Brief: Identify every line in the records below that contains the word "document", and reproduce each one.

Provided records:

______

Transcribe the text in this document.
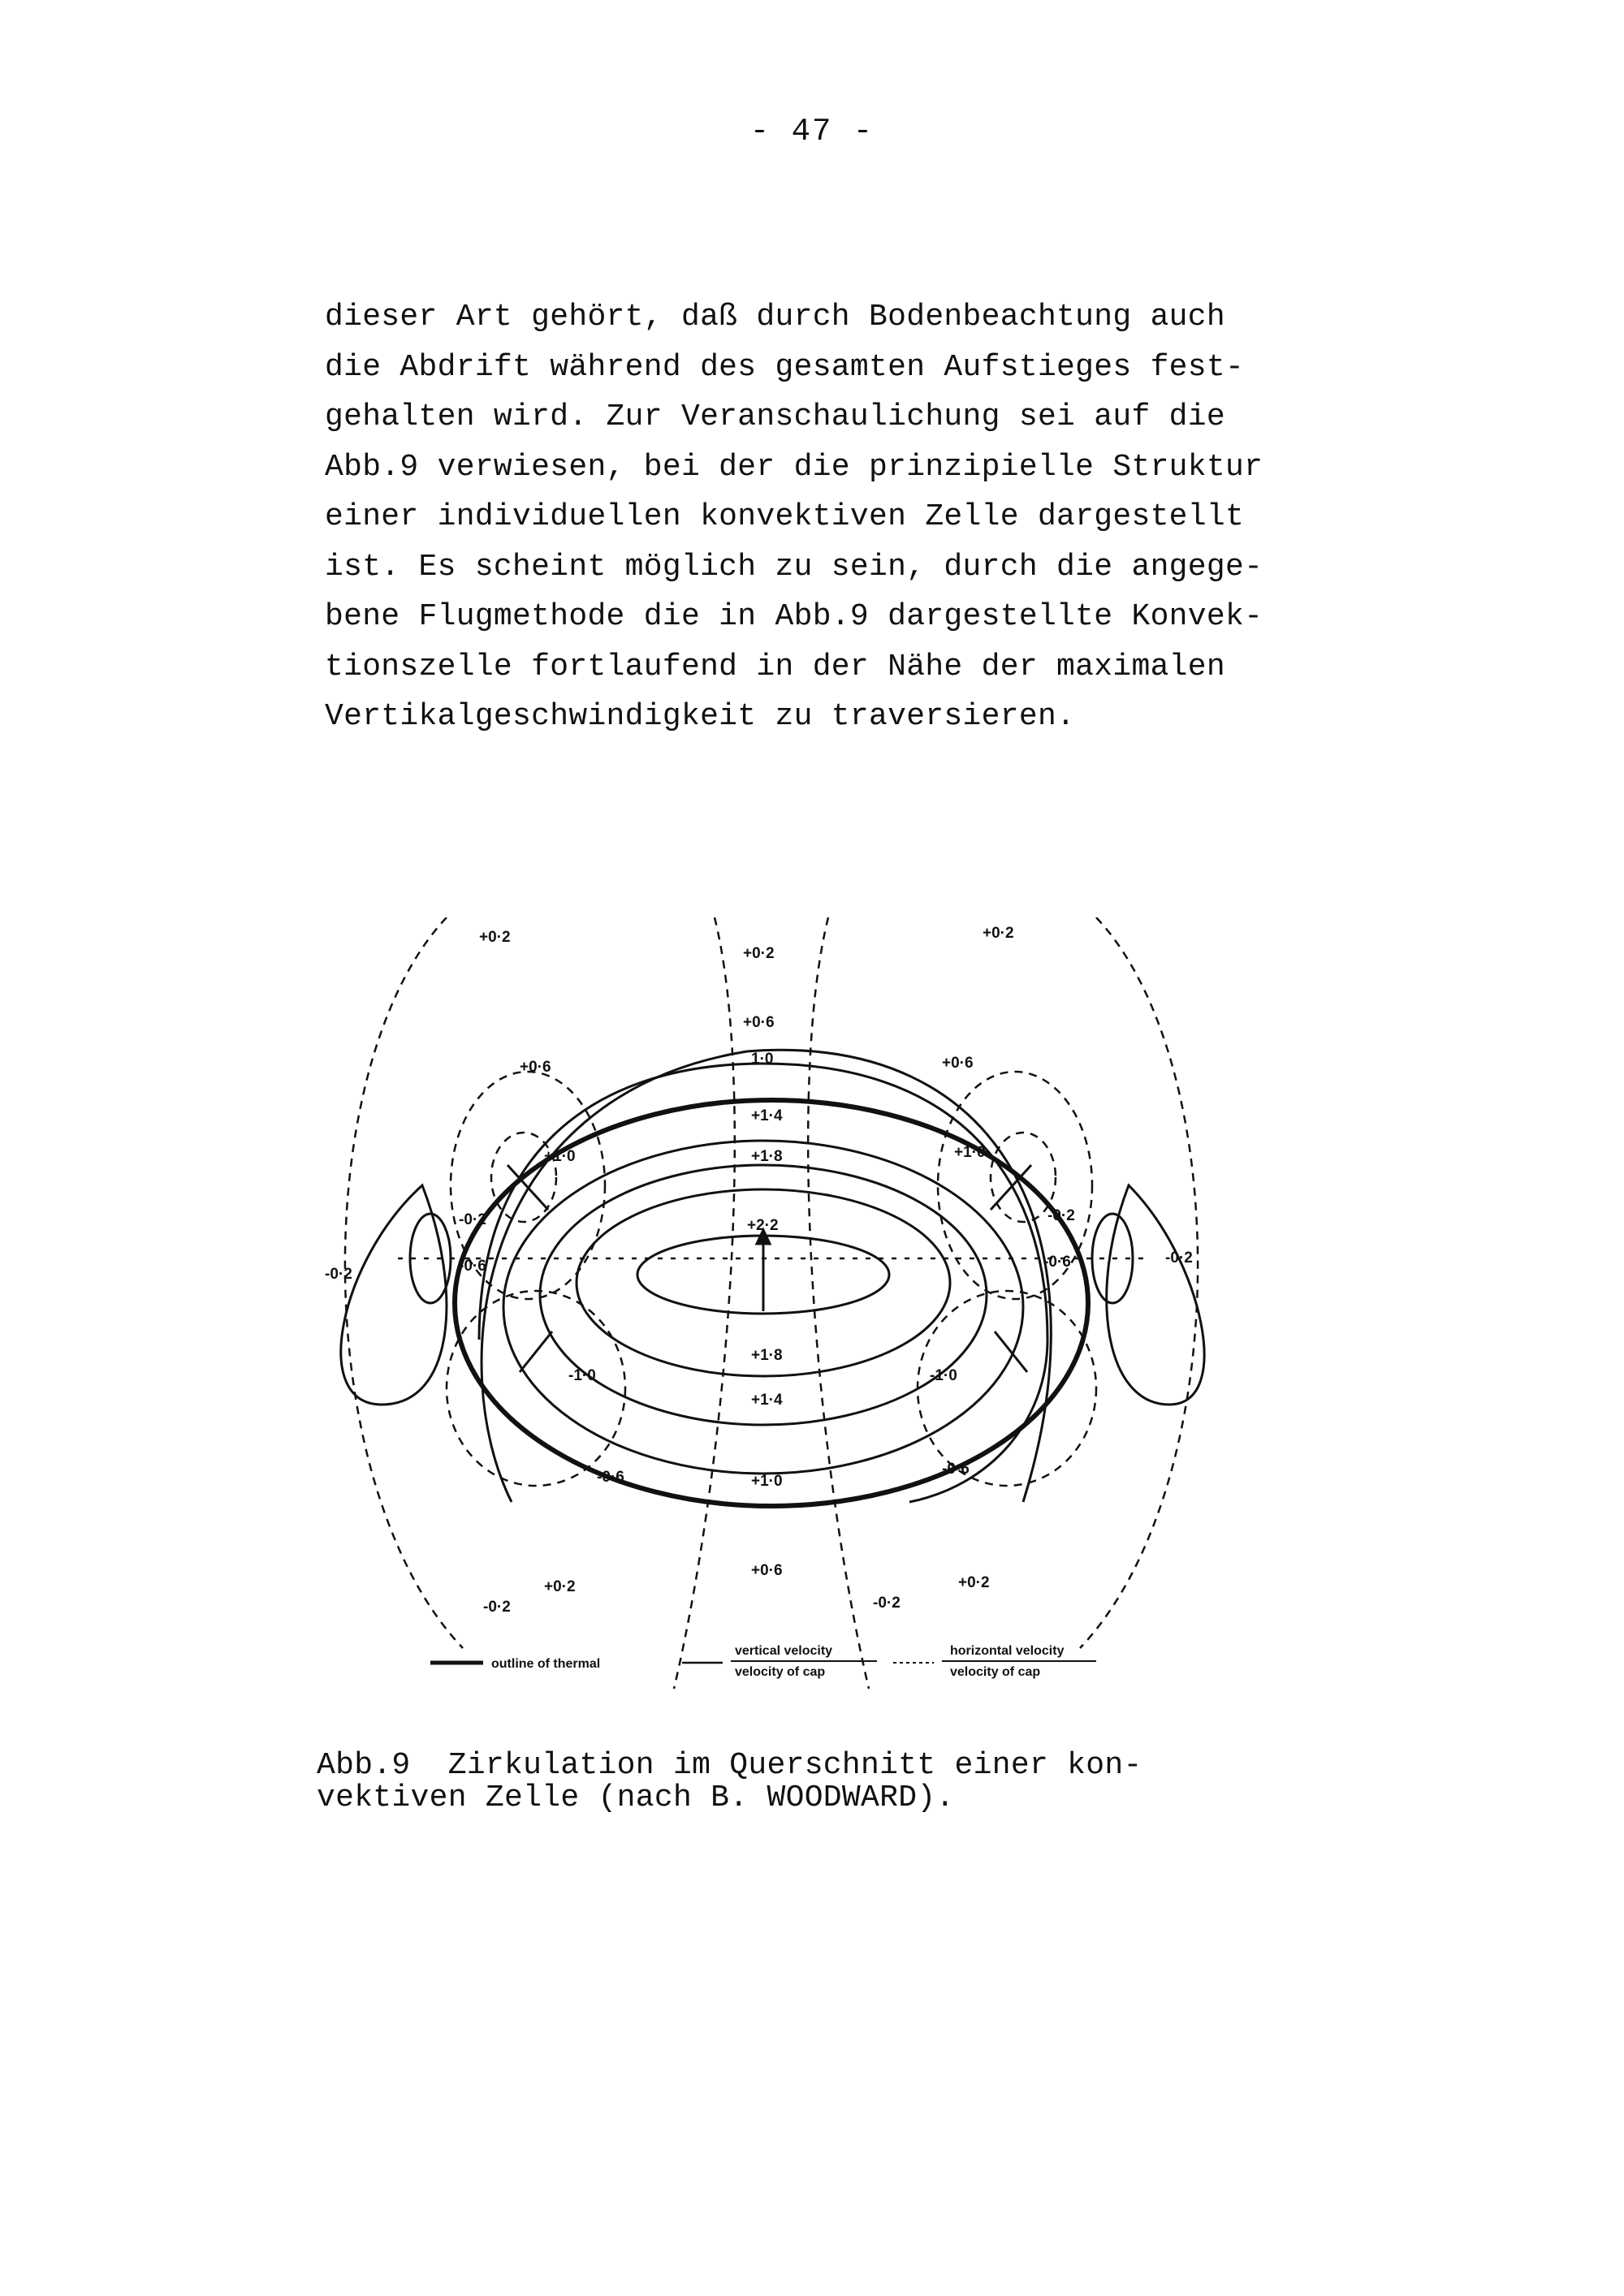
- 47 -
dieser Art gehört, daß durch Bodenbeachtung auch
die Abdrift während des gesamten Aufstieges fest-
gehalten wird. Zur Veranschaulichung sei auf die
Abb.9 verwiesen, bei der die prinzipielle Struktur
einer individuellen konvektiven Zelle dargestellt
ist. Es scheint möglich zu sein, durch die angege-
bene Flugmethode die in Abb.9 dargestellte Konvek-
tionszelle fortlaufend in der Nähe der maximalen
Vertikalgeschwindigkeit zu traversieren.
+0·2
+0·2
+0·2
+0·6
1·0
+1·4
+1·8
+2·2
+1·8
+1·4
+1·0
+0·6
+0·6	+0·6
+1·0	+1·0
-0·2
-0·6
-0·2
-0·6
-0·2
-0·2
-1·0	-1·0
-0·6	-0·6
+0·2	+0·2
-0·2	-0·2
outline of thermal
vertical velocity
velocity of cap
horizontal velocity
velocity of cap
Abb.9  Zirkulation im Querschnitt einer kon-
vektiven Zelle (nach B. WOODWARD).
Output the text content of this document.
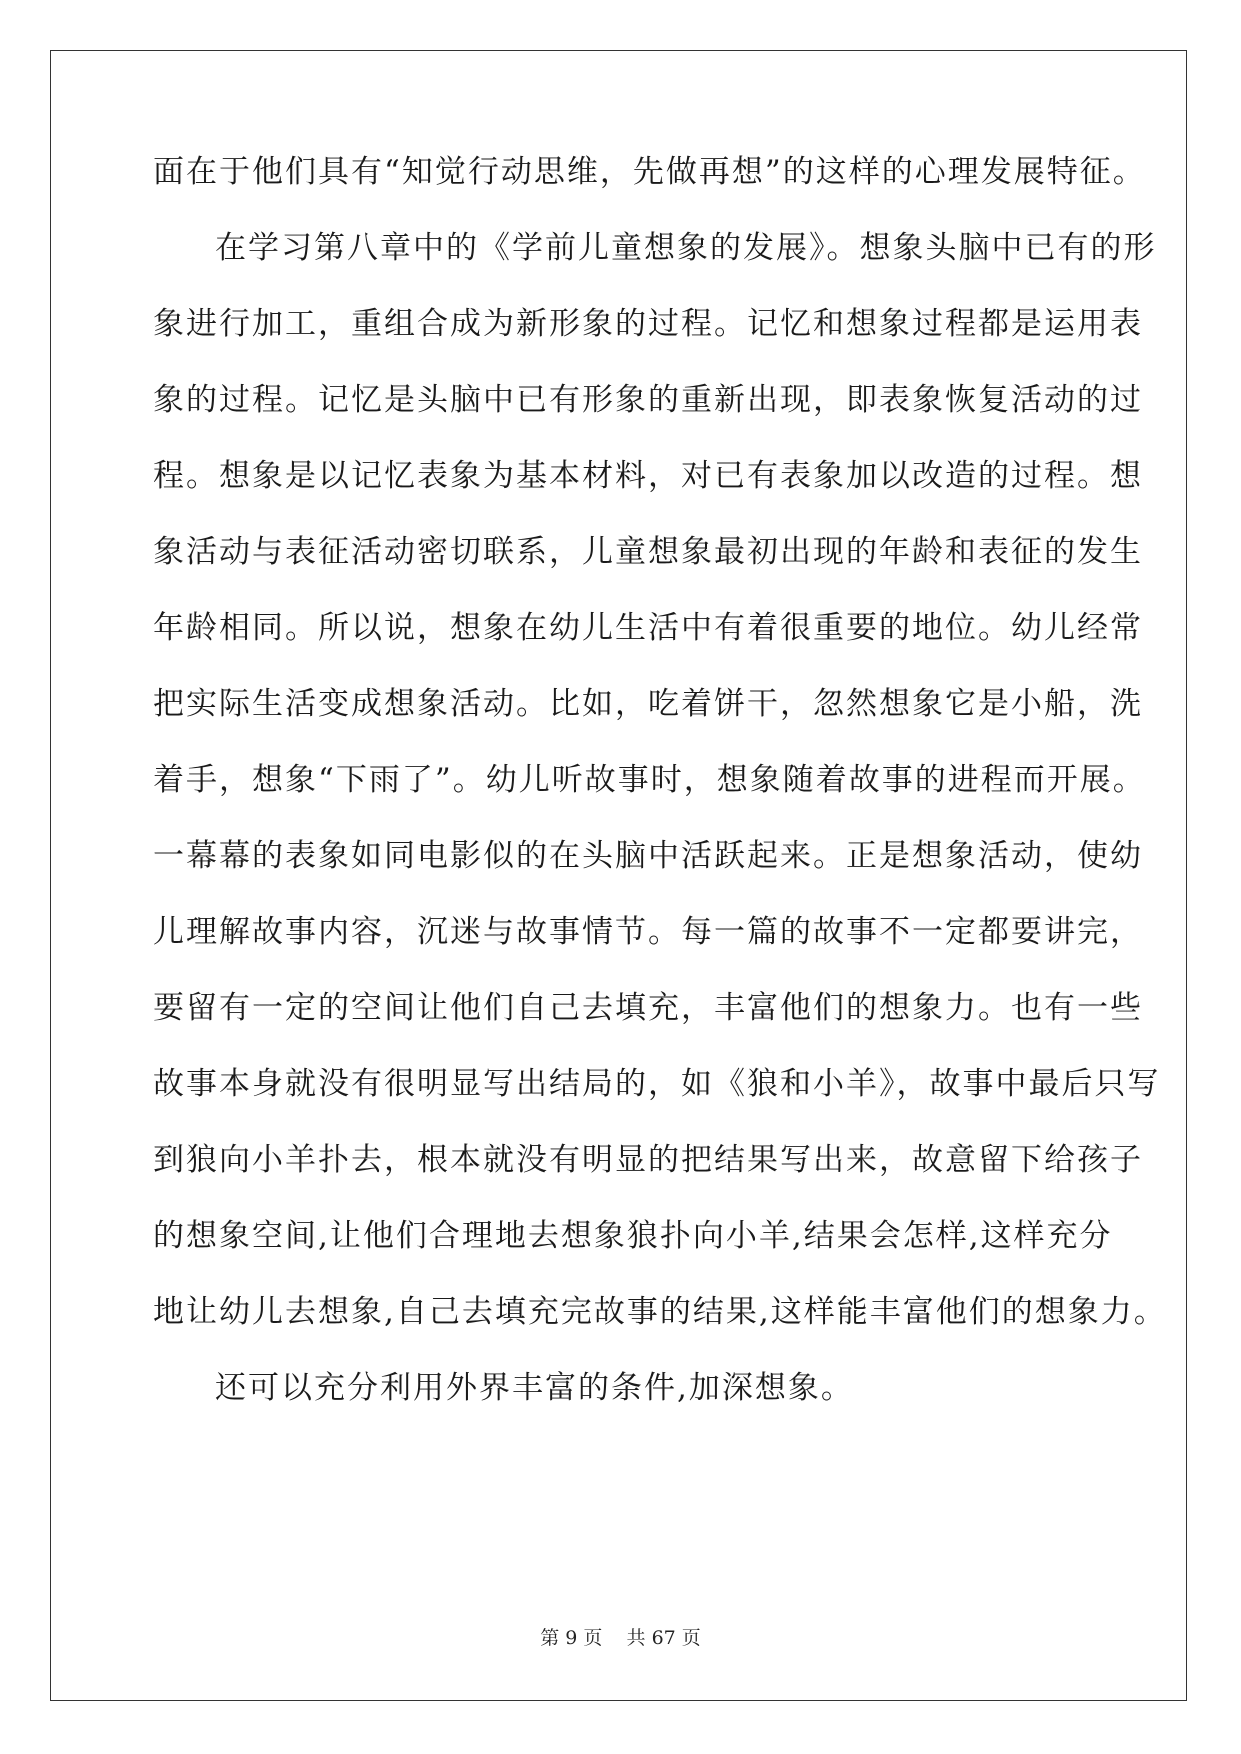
面在于他们具有“知觉行动思维，先做再想”的这样的心理发展特征。
在学习第八章中的《学前儿童想象的发展》。想象头脑中已有的形
象进行加工，重组合成为新形象的过程。记忆和想象过程都是运用表
象的过程。记忆是头脑中已有形象的重新出现，即表象恢复活动的过
程。想象是以记忆表象为基本材料，对已有表象加以改造的过程。想
象活动与表征活动密切联系，儿童想象最初出现的年龄和表征的发生
年龄相同。所以说，想象在幼儿生活中有着很重要的地位。幼儿经常
把实际生活变成想象活动。比如，吃着饼干，忽然想象它是小船，洗
着手，想象“下雨了”。幼儿听故事时，想象随着故事的进程而开展。
一幕幕的表象如同电影似的在头脑中活跃起来。正是想象活动，使幼
儿理解故事内容，沉迷与故事情节。每一篇的故事不一定都要讲完，
要留有一定的空间让他们自己去填充，丰富他们的想象力。也有一些
故事本身就没有很明显写出结局的，如《狼和小羊》，故事中最后只写
到狼向小羊扑去，根本就没有明显的把结果写出来，故意留下给孩子
的想象空间,让他们合理地去想象狼扑向小羊,结果会怎样,这样充分
地让幼儿去想象,自己去填充完故事的结果,这样能丰富他们的想象力。
还可以充分利用外界丰富的条件,加深想象。
第 9 页 共 67 页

______

Final result:
Transcribe the text in this document.
Output the text content of this document.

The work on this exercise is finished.